— Start RECORDS SHOWN —

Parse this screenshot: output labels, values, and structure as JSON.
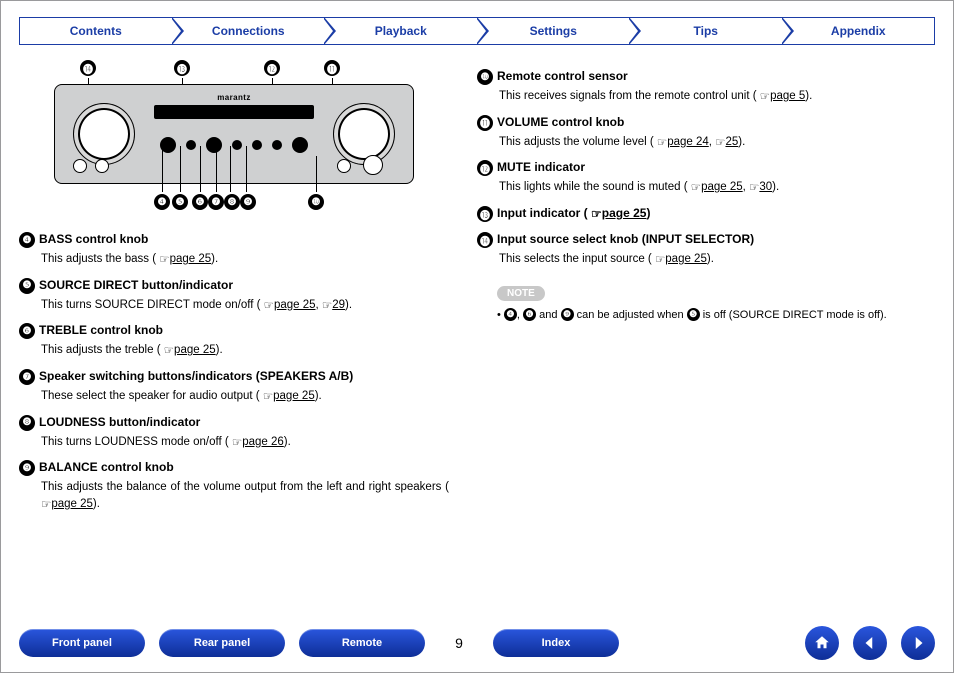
{
  "tabs": [
    "Contents",
    "Connections",
    "Playback",
    "Settings",
    "Tips",
    "Appendix"
  ],
  "callouts": {
    "top": [
      "⓮",
      "⓭",
      "⓬",
      "⓫"
    ],
    "bottom": [
      "❹",
      "❺",
      "❻",
      "❼",
      "❽",
      "❾",
      "❿"
    ]
  },
  "diagram": {
    "brand": "marantz"
  },
  "left": [
    {
      "num": "❹",
      "title": "BASS control knob",
      "body": "This adjusts the bass (",
      "links": [
        "page 25"
      ],
      "after": ")."
    },
    {
      "num": "❺",
      "title": "SOURCE DIRECT button/indicator",
      "body": "This turns SOURCE DIRECT mode on/off (",
      "links": [
        "page 25",
        "29"
      ],
      "after": ")."
    },
    {
      "num": "❻",
      "title": "TREBLE control knob",
      "body": "This adjusts the treble (",
      "links": [
        "page 25"
      ],
      "after": ")."
    },
    {
      "num": "❼",
      "title": "Speaker switching buttons/indicators (SPEAKERS A/B)",
      "body": "These select the speaker for audio output (",
      "links": [
        "page 25"
      ],
      "after": ")."
    },
    {
      "num": "❽",
      "title": "LOUDNESS button/indicator",
      "body": "This turns LOUDNESS mode on/off (",
      "links": [
        "page 26"
      ],
      "after": ")."
    },
    {
      "num": "❾",
      "title": "BALANCE control knob",
      "body": "This adjusts the balance of the volume output from the left and right speakers (",
      "links": [
        "page 25"
      ],
      "after": ")."
    }
  ],
  "right": [
    {
      "num": "❿",
      "title": "Remote control sensor",
      "body": "This receives signals from the remote control unit (",
      "links": [
        "page 5"
      ],
      "after": ")."
    },
    {
      "num": "⓫",
      "title": "VOLUME control knob",
      "body": "This adjusts the volume level (",
      "links": [
        "page 24",
        "25"
      ],
      "after": ")."
    },
    {
      "num": "⓬",
      "title": "MUTE indicator",
      "body": "This lights while the sound is muted (",
      "links": [
        "page 25",
        "30"
      ],
      "after": ")."
    },
    {
      "num": "⓭",
      "title": "Input indicator (",
      "body": "",
      "links": [
        "page 25"
      ],
      "after": ")",
      "titleHasLink": true
    },
    {
      "num": "⓮",
      "title": "Input source select knob (INPUT SELECTOR)",
      "body": "This selects the input source (",
      "links": [
        "page 25"
      ],
      "after": ")."
    }
  ],
  "noteLabel": "NOTE",
  "noteBullet": {
    "pre": "• ",
    "a": "❹",
    "b": "❻",
    "c": "❾",
    "d": "❺",
    "mid1": ", ",
    "mid2": " and ",
    "mid3": " can be adjusted when ",
    "mid4": " is off (SOURCE DIRECT mode is off)."
  },
  "pageNumber": "9",
  "bottomNav": {
    "front": "Front panel",
    "rear": "Rear panel",
    "remote": "Remote",
    "index": "Index"
  }
}
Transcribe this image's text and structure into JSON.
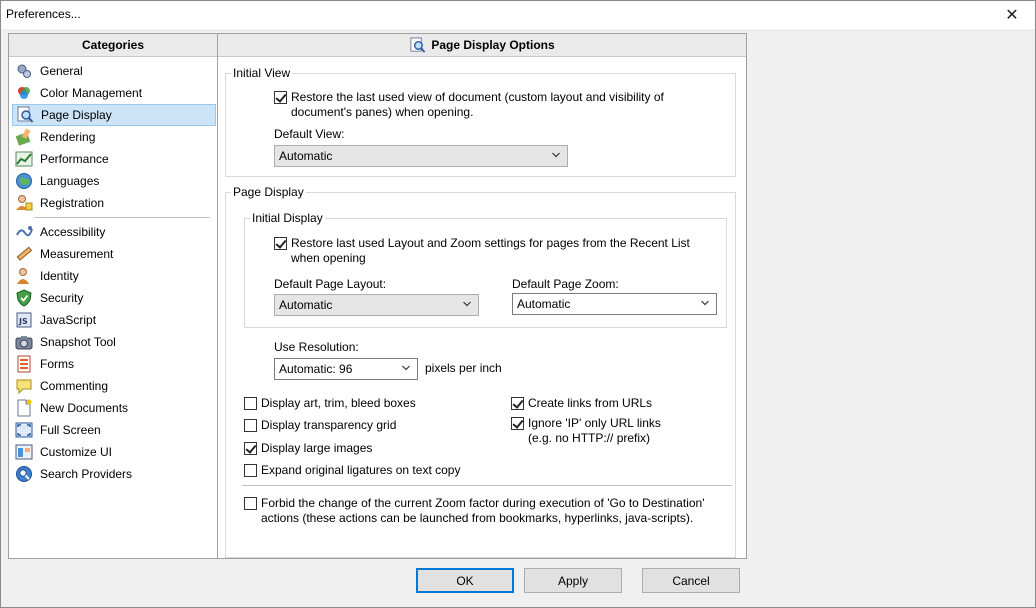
{
  "window": {
    "title": "Preferences...",
    "close_glyph": "✕"
  },
  "categories": {
    "header": "Categories",
    "items": [
      {
        "label": "General",
        "icon": "general-icon"
      },
      {
        "label": "Color Management",
        "icon": "color-management-icon"
      },
      {
        "label": "Page Display",
        "icon": "page-display-icon",
        "selected": true
      },
      {
        "label": "Rendering",
        "icon": "rendering-icon"
      },
      {
        "label": "Performance",
        "icon": "performance-icon"
      },
      {
        "label": "Languages",
        "icon": "languages-icon"
      },
      {
        "label": "Registration",
        "icon": "registration-icon"
      },
      {
        "label": "Accessibility",
        "icon": "accessibility-icon"
      },
      {
        "label": "Measurement",
        "icon": "measurement-icon"
      },
      {
        "label": "Identity",
        "icon": "identity-icon"
      },
      {
        "label": "Security",
        "icon": "security-icon"
      },
      {
        "label": "JavaScript",
        "icon": "javascript-icon"
      },
      {
        "label": "Snapshot Tool",
        "icon": "snapshot-tool-icon"
      },
      {
        "label": "Forms",
        "icon": "forms-icon"
      },
      {
        "label": "Commenting",
        "icon": "commenting-icon"
      },
      {
        "label": "New Documents",
        "icon": "new-documents-icon"
      },
      {
        "label": "Full Screen",
        "icon": "full-screen-icon"
      },
      {
        "label": "Customize UI",
        "icon": "customize-ui-icon"
      },
      {
        "label": "Search Providers",
        "icon": "search-providers-icon"
      }
    ]
  },
  "options": {
    "header": "Page Display Options",
    "initial_view": {
      "title": "Initial View",
      "restore_view_label": "Restore the last used view of document (custom layout and visibility of document's panes) when opening.",
      "restore_view_checked": true,
      "default_view_label": "Default View:",
      "default_view_value": "Automatic"
    },
    "page_display": {
      "title": "Page Display",
      "initial_display": {
        "title": "Initial Display",
        "restore_layout_label": "Restore last used Layout and Zoom settings for pages from the Recent List when opening",
        "restore_layout_checked": true,
        "layout_label": "Default Page Layout:",
        "layout_value": "Automatic",
        "zoom_label": "Default Page Zoom:",
        "zoom_value": "Automatic"
      },
      "resolution_label": "Use Resolution:",
      "resolution_value": "Automatic: 96",
      "resolution_unit": "pixels per inch",
      "display_boxes_label": "Display art, trim, bleed boxes",
      "display_boxes_checked": false,
      "transparency_grid_label": "Display transparency grid",
      "transparency_grid_checked": false,
      "large_images_label": "Display large images",
      "large_images_checked": true,
      "ligatures_label": "Expand original ligatures on text copy",
      "ligatures_checked": false,
      "create_links_label": "Create links from URLs",
      "create_links_checked": true,
      "ignore_ip_label": "Ignore 'IP' only URL links",
      "ignore_ip_note": "(e.g. no HTTP:// prefix)",
      "ignore_ip_checked": true,
      "forbid_zoom_label": "Forbid the change of the current Zoom factor during execution of 'Go to Destination' actions (these actions can be launched from bookmarks, hyperlinks, java-scripts).",
      "forbid_zoom_checked": false
    }
  },
  "buttons": {
    "ok": "OK",
    "apply": "Apply",
    "cancel": "Cancel"
  },
  "colors": {
    "selection_bg": "#cce4f7",
    "selection_border": "#99c9ef",
    "default_button_border": "#0078d7"
  }
}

— End RECORDS SHOWN —

▶ PROBLEM DETAILS
Gather every line containing the word "control" and copy it.

▶ TASK RESULT
      "title": "BASS control knob",
      "title": "TREBLE control knob",
      "title": "BALANCE control knob",
      "title": "Remote control sensor",
      "body": "This receives signals from the remote control unit (",
      "title": "VOLUME control knob",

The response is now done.